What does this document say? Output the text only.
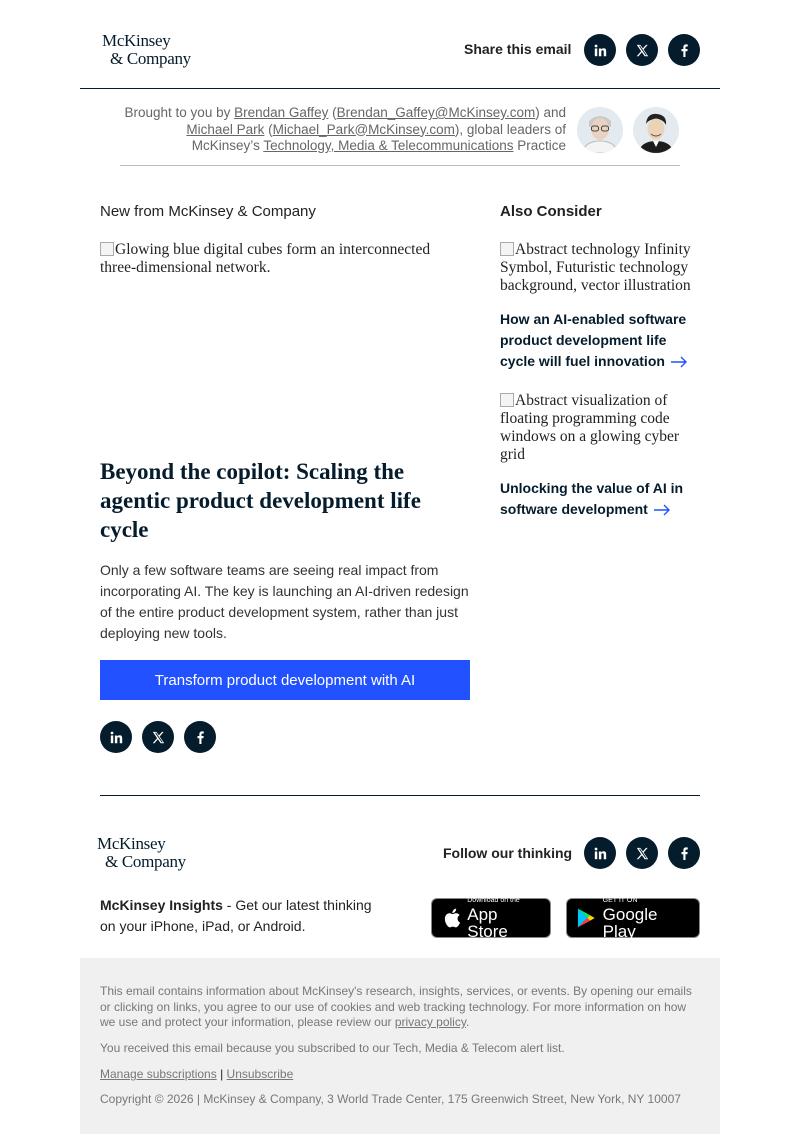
McKinsey
& Company	Share this email
Brought to you by Brendan Gaffey (Brendan_Gaffey@McKinsey.com) and Michael Park (Michael_Park@McKinsey.com), global leaders of McKinsey’s Technology, Media & Telecommunications Practice
New from McKinsey & Company
Glowing blue digital cubes form an interconnected three-dimensional network.
Beyond the copilot: Scaling the agentic product development life cycle
Only a few software teams are seeing real impact from incorporating AI. The key is launching an AI-driven redesign of the entire product development system, rather than just deploying new tools.
Transform product development with AI
Also Consider
Abstract technology Infinity Symbol, Futuristic technology background, vector illustration
How an AI-enabled software product development life cycle will fuel innovation
Abstract visualization of floating programming code windows on a glowing cyber grid
Unlocking the value of AI in software development
McKinsey
& Company	Follow our thinking
McKinsey Insights - Get our latest thinking on your iPhone, iPad, or Android.
Download on the
App Store
GET IT ON
Google Play

This email contains information about McKinsey's research, insights, services, or events. By opening our emails or clicking on links, you agree to our use of cookies and web tracking technology. For more information on how we use and protect your information, please review our privacy policy.

You received this email because you subscribed to our Tech, Media & Telecom alert list.

Manage subscriptions | Unsubscribe

Copyright © 2026 | McKinsey & Company, 3 World Trade Center, 175 Greenwich Street, New York, NY 10007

····················

# REQUEST:
Search the entries for the word "cycle", then gather every line that has it.

# COMPLETE ANSWER:
Beyond the copilot: Scaling the agentic product development life cycle
How an AI-enabled software product development life cycle will fuel innovation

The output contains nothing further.